Dataset items:
· · · · · · ·

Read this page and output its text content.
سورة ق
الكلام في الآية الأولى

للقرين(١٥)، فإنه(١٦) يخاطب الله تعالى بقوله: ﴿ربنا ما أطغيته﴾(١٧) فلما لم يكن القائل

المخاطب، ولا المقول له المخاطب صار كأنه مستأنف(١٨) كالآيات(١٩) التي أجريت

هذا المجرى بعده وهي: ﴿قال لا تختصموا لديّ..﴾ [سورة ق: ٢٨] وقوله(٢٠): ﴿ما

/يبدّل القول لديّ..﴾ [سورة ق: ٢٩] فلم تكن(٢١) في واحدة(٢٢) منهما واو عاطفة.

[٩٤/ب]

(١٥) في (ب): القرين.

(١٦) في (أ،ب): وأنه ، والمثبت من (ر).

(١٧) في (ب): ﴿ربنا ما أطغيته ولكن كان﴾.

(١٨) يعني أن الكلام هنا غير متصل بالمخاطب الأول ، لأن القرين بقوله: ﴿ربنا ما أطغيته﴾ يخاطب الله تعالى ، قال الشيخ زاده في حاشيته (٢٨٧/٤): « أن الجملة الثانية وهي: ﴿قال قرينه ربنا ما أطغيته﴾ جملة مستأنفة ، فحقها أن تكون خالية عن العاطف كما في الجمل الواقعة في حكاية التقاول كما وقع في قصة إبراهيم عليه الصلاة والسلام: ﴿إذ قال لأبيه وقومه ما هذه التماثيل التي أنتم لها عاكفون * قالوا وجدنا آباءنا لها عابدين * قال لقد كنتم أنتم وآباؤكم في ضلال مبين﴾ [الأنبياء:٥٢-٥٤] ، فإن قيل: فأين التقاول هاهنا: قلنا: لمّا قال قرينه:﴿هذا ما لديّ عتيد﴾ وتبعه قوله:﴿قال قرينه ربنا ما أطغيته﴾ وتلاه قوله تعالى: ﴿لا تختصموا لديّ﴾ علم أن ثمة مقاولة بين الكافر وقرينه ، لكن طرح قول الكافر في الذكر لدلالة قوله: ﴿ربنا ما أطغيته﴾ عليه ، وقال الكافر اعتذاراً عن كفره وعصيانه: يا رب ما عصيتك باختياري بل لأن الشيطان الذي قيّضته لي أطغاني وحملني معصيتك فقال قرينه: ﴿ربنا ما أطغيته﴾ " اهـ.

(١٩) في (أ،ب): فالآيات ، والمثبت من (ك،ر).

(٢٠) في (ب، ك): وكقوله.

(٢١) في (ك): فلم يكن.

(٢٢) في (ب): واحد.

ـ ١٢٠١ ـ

· · · · · · ·

Output all of the data again, exactly.

Answer:
Read this page and output its text content.
سورة ق
الكلام في الآية الأولى

للقرين(١٥)، فإنه(١٦) يخاطب الله تعالى بقوله: ﴿ربنا ما أطغيته﴾(١٧) فلما لم يكن القائل

المخاطب، ولا المقول له المخاطب صار كأنه مستأنف(١٨) كالآيات(١٩) التي أجريت

هذا المجرى بعده وهي: ﴿قال لا تختصموا لديّ..﴾ [سورة ق: ٢٨] وقوله(٢٠): ﴿ما

/يبدّل القول لديّ..﴾ [سورة ق: ٢٩] فلم تكن(٢١) في واحدة(٢٢) منهما واو عاطفة.

[٩٤/ب]

(١٥) في (ب): القرين.

(١٦) في (أ،ب): وأنه ، والمثبت من (ر).

(١٧) في (ب): ﴿ربنا ما أطغيته ولكن كان﴾.

(١٨) يعني أن الكلام هنا غير متصل بالمخاطب الأول ، لأن القرين بقوله: ﴿ربنا ما أطغيته﴾ يخاطب الله تعالى ، قال الشيخ زاده في حاشيته (٢٨٧/٤): « أن الجملة الثانية وهي: ﴿قال قرينه ربنا ما أطغيته﴾ جملة مستأنفة ، فحقها أن تكون خالية عن العاطف كما في الجمل الواقعة في حكاية التقاول كما وقع في قصة إبراهيم عليه الصلاة والسلام: ﴿إذ قال لأبيه وقومه ما هذه التماثيل التي أنتم لها عاكفون * قالوا وجدنا آباءنا لها عابدين * قال لقد كنتم أنتم وآباؤكم في ضلال مبين﴾ [الأنبياء:٥٢-٥٤] ، فإن قيل: فأين التقاول هاهنا: قلنا: لمّا قال قرينه:﴿هذا ما لديّ عتيد﴾ وتبعه قوله:﴿قال قرينه ربنا ما أطغيته﴾ وتلاه قوله تعالى: ﴿لا تختصموا لديّ﴾ علم أن ثمة مقاولة بين الكافر وقرينه ، لكن طرح قول الكافر في الذكر لدلالة قوله: ﴿ربنا ما أطغيته﴾ عليه ، وقال الكافر اعتذاراً عن كفره وعصيانه: يا رب ما عصيتك باختياري بل لأن الشيطان الذي قيّضته لي أطغاني وحملني معصيتك فقال قرينه: ﴿ربنا ما أطغيته﴾ " اهـ.

(١٩) في (أ،ب): فالآيات ، والمثبت من (ك،ر).

(٢٠) في (ب، ك): وكقوله.

(٢١) في (ك): فلم يكن.

(٢٢) في (ب): واحد.

ـ ١٢٠١ ـ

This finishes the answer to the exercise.